SET PROBLEM: Send back all the data below, exactly as given.

GIVEN RECORDS:

┄┄┄┄┄┄┄┄┄┄┄┄┄┄┄┄┄┄┄┄

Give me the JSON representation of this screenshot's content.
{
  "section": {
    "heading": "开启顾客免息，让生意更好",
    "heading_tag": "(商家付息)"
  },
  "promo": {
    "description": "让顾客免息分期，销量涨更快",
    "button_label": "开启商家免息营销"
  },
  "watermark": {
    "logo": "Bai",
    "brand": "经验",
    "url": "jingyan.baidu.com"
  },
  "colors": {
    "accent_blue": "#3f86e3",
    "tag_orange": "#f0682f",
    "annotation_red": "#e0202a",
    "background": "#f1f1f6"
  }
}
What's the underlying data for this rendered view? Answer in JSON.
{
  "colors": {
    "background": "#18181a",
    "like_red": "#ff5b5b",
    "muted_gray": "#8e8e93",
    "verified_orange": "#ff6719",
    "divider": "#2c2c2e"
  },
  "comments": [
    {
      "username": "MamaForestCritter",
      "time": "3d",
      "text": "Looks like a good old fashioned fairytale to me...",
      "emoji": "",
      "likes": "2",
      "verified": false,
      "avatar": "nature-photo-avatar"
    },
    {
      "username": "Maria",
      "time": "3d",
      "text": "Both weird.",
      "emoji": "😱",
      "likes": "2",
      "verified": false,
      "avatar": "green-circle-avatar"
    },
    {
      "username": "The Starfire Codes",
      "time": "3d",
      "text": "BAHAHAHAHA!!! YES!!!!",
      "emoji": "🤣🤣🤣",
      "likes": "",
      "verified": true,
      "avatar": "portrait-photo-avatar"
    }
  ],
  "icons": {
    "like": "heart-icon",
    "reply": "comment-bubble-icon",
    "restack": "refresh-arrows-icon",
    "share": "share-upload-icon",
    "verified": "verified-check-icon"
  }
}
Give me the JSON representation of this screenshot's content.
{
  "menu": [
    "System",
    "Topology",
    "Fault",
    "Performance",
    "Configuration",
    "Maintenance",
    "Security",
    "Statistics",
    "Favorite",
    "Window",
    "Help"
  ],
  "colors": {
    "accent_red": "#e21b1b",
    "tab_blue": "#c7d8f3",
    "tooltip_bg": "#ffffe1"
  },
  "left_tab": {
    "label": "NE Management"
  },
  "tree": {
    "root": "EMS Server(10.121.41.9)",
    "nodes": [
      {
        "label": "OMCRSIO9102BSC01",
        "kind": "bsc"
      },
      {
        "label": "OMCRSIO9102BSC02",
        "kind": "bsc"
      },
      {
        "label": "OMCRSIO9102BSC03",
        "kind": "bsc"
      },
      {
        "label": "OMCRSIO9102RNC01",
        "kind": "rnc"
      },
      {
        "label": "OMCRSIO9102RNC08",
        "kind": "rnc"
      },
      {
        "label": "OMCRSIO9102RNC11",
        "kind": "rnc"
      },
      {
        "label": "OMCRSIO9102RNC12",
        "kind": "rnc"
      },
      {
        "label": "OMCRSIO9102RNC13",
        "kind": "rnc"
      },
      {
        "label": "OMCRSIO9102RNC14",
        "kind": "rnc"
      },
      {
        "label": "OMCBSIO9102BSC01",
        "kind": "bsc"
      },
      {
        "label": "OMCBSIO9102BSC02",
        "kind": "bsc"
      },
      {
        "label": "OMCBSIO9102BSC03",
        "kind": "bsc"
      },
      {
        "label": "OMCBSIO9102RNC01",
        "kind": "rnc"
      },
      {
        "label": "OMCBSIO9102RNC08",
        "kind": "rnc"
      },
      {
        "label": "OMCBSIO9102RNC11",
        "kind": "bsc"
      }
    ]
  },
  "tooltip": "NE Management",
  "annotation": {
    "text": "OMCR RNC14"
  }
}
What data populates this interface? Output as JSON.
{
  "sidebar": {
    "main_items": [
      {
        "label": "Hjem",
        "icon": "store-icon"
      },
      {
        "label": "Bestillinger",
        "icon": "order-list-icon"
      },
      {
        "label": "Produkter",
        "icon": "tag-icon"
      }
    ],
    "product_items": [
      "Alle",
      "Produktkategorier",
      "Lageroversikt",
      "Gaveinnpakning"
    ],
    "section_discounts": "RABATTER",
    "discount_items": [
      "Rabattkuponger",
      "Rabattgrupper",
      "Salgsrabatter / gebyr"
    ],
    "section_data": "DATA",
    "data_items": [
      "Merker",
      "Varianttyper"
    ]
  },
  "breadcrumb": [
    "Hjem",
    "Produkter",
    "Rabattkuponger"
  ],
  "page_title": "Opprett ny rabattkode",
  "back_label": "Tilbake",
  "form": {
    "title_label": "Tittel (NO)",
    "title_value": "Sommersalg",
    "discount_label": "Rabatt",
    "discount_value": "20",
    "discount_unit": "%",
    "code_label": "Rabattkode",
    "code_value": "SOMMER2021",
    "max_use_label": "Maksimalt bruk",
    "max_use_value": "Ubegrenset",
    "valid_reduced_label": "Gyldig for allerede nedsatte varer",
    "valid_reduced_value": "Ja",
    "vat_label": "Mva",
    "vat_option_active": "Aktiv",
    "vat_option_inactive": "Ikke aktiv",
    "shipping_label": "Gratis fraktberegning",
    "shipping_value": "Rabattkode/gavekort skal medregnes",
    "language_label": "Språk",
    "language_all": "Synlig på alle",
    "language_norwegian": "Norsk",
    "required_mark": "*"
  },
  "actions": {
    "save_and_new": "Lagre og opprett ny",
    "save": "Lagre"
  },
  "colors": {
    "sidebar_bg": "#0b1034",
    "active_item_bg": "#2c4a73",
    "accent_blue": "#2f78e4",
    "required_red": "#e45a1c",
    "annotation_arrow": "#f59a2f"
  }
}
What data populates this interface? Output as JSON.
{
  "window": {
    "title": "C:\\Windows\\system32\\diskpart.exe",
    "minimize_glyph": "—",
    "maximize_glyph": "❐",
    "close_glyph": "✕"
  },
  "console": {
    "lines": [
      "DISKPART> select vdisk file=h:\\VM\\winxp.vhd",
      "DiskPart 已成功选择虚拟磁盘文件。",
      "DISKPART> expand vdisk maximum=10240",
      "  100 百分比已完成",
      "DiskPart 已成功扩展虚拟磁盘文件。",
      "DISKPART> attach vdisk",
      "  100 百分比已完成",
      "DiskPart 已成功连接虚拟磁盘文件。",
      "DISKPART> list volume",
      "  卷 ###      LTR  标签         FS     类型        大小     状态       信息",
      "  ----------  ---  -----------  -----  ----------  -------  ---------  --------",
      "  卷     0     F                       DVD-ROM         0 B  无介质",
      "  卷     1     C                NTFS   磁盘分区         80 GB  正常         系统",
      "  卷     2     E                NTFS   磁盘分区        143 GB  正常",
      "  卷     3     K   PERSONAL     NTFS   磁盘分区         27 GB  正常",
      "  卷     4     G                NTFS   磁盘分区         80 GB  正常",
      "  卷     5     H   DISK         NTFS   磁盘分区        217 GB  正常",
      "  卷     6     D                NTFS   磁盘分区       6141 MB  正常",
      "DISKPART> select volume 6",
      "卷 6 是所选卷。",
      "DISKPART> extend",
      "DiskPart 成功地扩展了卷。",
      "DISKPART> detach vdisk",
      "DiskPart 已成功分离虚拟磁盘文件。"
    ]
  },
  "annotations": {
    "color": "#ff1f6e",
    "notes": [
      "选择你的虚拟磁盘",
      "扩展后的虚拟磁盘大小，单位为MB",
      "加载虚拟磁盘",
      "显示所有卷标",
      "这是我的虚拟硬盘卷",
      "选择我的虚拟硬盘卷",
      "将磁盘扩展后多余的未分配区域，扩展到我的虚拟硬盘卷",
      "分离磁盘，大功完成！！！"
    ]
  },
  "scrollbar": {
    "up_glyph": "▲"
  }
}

┄┄┄┄┄┄┄┄┄┄┄┄┄┄┄┄┄┄┄┄

REPLY:
Give me the JSON representation of this screenshot's content.
{
  "section": {
    "heading": "开启顾客免息，让生意更好",
    "heading_tag": "(商家付息)"
  },
  "promo": {
    "description": "让顾客免息分期，销量涨更快",
    "button_label": "开启商家免息营销"
  },
  "watermark": {
    "logo": "Bai",
    "brand": "经验",
    "url": "jingyan.baidu.com"
  },
  "colors": {
    "accent_blue": "#3f86e3",
    "tag_orange": "#f0682f",
    "annotation_red": "#e0202a",
    "background": "#f1f1f6"
  }
}
What's the underlying data for this rendered view? Answer in JSON.
{
  "colors": {
    "background": "#18181a",
    "like_red": "#ff5b5b",
    "muted_gray": "#8e8e93",
    "verified_orange": "#ff6719",
    "divider": "#2c2c2e"
  },
  "comments": [
    {
      "username": "MamaForestCritter",
      "time": "3d",
      "text": "Looks like a good old fashioned fairytale to me...",
      "emoji": "",
      "likes": "2",
      "verified": false,
      "avatar": "nature-photo-avatar"
    },
    {
      "username": "Maria",
      "time": "3d",
      "text": "Both weird.",
      "emoji": "😱",
      "likes": "2",
      "verified": false,
      "avatar": "green-circle-avatar"
    },
    {
      "username": "The Starfire Codes",
      "time": "3d",
      "text": "BAHAHAHAHA!!! YES!!!!",
      "emoji": "🤣🤣🤣",
      "likes": "",
      "verified": true,
      "avatar": "portrait-photo-avatar"
    }
  ],
  "icons": {
    "like": "heart-icon",
    "reply": "comment-bubble-icon",
    "restack": "refresh-arrows-icon",
    "share": "share-upload-icon",
    "verified": "verified-check-icon"
  }
}
Give me the JSON representation of this screenshot's content.
{
  "menu": [
    "System",
    "Topology",
    "Fault",
    "Performance",
    "Configuration",
    "Maintenance",
    "Security",
    "Statistics",
    "Favorite",
    "Window",
    "Help"
  ],
  "colors": {
    "accent_red": "#e21b1b",
    "tab_blue": "#c7d8f3",
    "tooltip_bg": "#ffffe1"
  },
  "left_tab": {
    "label": "NE Management"
  },
  "tree": {
    "root": "EMS Server(10.121.41.9)",
    "nodes": [
      {
        "label": "OMCRSIO9102BSC01",
        "kind": "bsc"
      },
      {
        "label": "OMCRSIO9102BSC02",
        "kind": "bsc"
      },
      {
        "label": "OMCRSIO9102BSC03",
        "kind": "bsc"
      },
      {
        "label": "OMCRSIO9102RNC01",
        "kind": "rnc"
      },
      {
        "label": "OMCRSIO9102RNC08",
        "kind": "rnc"
      },
      {
        "label": "OMCRSIO9102RNC11",
        "kind": "rnc"
      },
      {
        "label": "OMCRSIO9102RNC12",
        "kind": "rnc"
      },
      {
        "label": "OMCRSIO9102RNC13",
        "kind": "rnc"
      },
      {
        "label": "OMCRSIO9102RNC14",
        "kind": "rnc"
      },
      {
        "label": "OMCBSIO9102BSC01",
        "kind": "bsc"
      },
      {
        "label": "OMCBSIO9102BSC02",
        "kind": "bsc"
      },
      {
        "label": "OMCBSIO9102BSC03",
        "kind": "bsc"
      },
      {
        "label": "OMCBSIO9102RNC01",
        "kind": "rnc"
      },
      {
        "label": "OMCBSIO9102RNC08",
        "kind": "rnc"
      },
      {
        "label": "OMCBSIO9102RNC11",
        "kind": "bsc"
      }
    ]
  },
  "tooltip": "NE Management",
  "annotation": {
    "text": "OMCR RNC14"
  }
}
What data populates this interface? Output as JSON.
{
  "sidebar": {
    "main_items": [
      {
        "label": "Hjem",
        "icon": "store-icon"
      },
      {
        "label": "Bestillinger",
        "icon": "order-list-icon"
      },
      {
        "label": "Produkter",
        "icon": "tag-icon"
      }
    ],
    "product_items": [
      "Alle",
      "Produktkategorier",
      "Lageroversikt",
      "Gaveinnpakning"
    ],
    "section_discounts": "RABATTER",
    "discount_items": [
      "Rabattkuponger",
      "Rabattgrupper",
      "Salgsrabatter / gebyr"
    ],
    "section_data": "DATA",
    "data_items": [
      "Merker",
      "Varianttyper"
    ]
  },
  "breadcrumb": [
    "Hjem",
    "Produkter",
    "Rabattkuponger"
  ],
  "page_title": "Opprett ny rabattkode",
  "back_label": "Tilbake",
  "form": {
    "title_label": "Tittel (NO)",
    "title_value": "Sommersalg",
    "discount_label": "Rabatt",
    "discount_value": "20",
    "discount_unit": "%",
    "code_label": "Rabattkode",
    "code_value": "SOMMER2021",
    "max_use_label": "Maksimalt bruk",
    "max_use_value": "Ubegrenset",
    "valid_reduced_label": "Gyldig for allerede nedsatte varer",
    "valid_reduced_value": "Ja",
    "vat_label": "Mva",
    "vat_option_active": "Aktiv",
    "vat_option_inactive": "Ikke aktiv",
    "shipping_label": "Gratis fraktberegning",
    "shipping_value": "Rabattkode/gavekort skal medregnes",
    "language_label": "Språk",
    "language_all": "Synlig på alle",
    "language_norwegian": "Norsk",
    "required_mark": "*"
  },
  "actions": {
    "save_and_new": "Lagre og opprett ny",
    "save": "Lagre"
  },
  "colors": {
    "sidebar_bg": "#0b1034",
    "active_item_bg": "#2c4a73",
    "accent_blue": "#2f78e4",
    "required_red": "#e45a1c",
    "annotation_arrow": "#f59a2f"
  }
}
What data populates this interface? Output as JSON.
{
  "window": {
    "title": "C:\\Windows\\system32\\diskpart.exe",
    "minimize_glyph": "—",
    "maximize_glyph": "❐",
    "close_glyph": "✕"
  },
  "console": {
    "lines": [
      "DISKPART> select vdisk file=h:\\VM\\winxp.vhd",
      "DiskPart 已成功选择虚拟磁盘文件。",
      "DISKPART> expand vdisk maximum=10240",
      "  100 百分比已完成",
      "DiskPart 已成功扩展虚拟磁盘文件。",
      "DISKPART> attach vdisk",
      "  100 百分比已完成",
      "DiskPart 已成功连接虚拟磁盘文件。",
      "DISKPART> list volume",
      "  卷 ###      LTR  标签         FS     类型        大小     状态       信息",
      "  ----------  ---  -----------  -----  ----------  -------  ---------  --------",
      "  卷     0     F                       DVD-ROM         0 B  无介质",
      "  卷     1     C                NTFS   磁盘分区         80 GB  正常         系统",
      "  卷     2     E                NTFS   磁盘分区        143 GB  正常",
      "  卷     3     K   PERSONAL     NTFS   磁盘分区         27 GB  正常",
      "  卷     4     G                NTFS   磁盘分区         80 GB  正常",
      "  卷     5     H   DISK         NTFS   磁盘分区        217 GB  正常",
      "  卷     6     D                NTFS   磁盘分区       6141 MB  正常",
      "DISKPART> select volume 6",
      "卷 6 是所选卷。",
      "DISKPART> extend",
      "DiskPart 成功地扩展了卷。",
      "DISKPART> detach vdisk",
      "DiskPart 已成功分离虚拟磁盘文件。"
    ]
  },
  "annotations": {
    "color": "#ff1f6e",
    "notes": [
      "选择你的虚拟磁盘",
      "扩展后的虚拟磁盘大小，单位为MB",
      "加载虚拟磁盘",
      "显示所有卷标",
      "这是我的虚拟硬盘卷",
      "选择我的虚拟硬盘卷",
      "将磁盘扩展后多余的未分配区域，扩展到我的虚拟硬盘卷",
      "分离磁盘，大功完成！！！"
    ]
  },
  "scrollbar": {
    "up_glyph": "▲"
  }
}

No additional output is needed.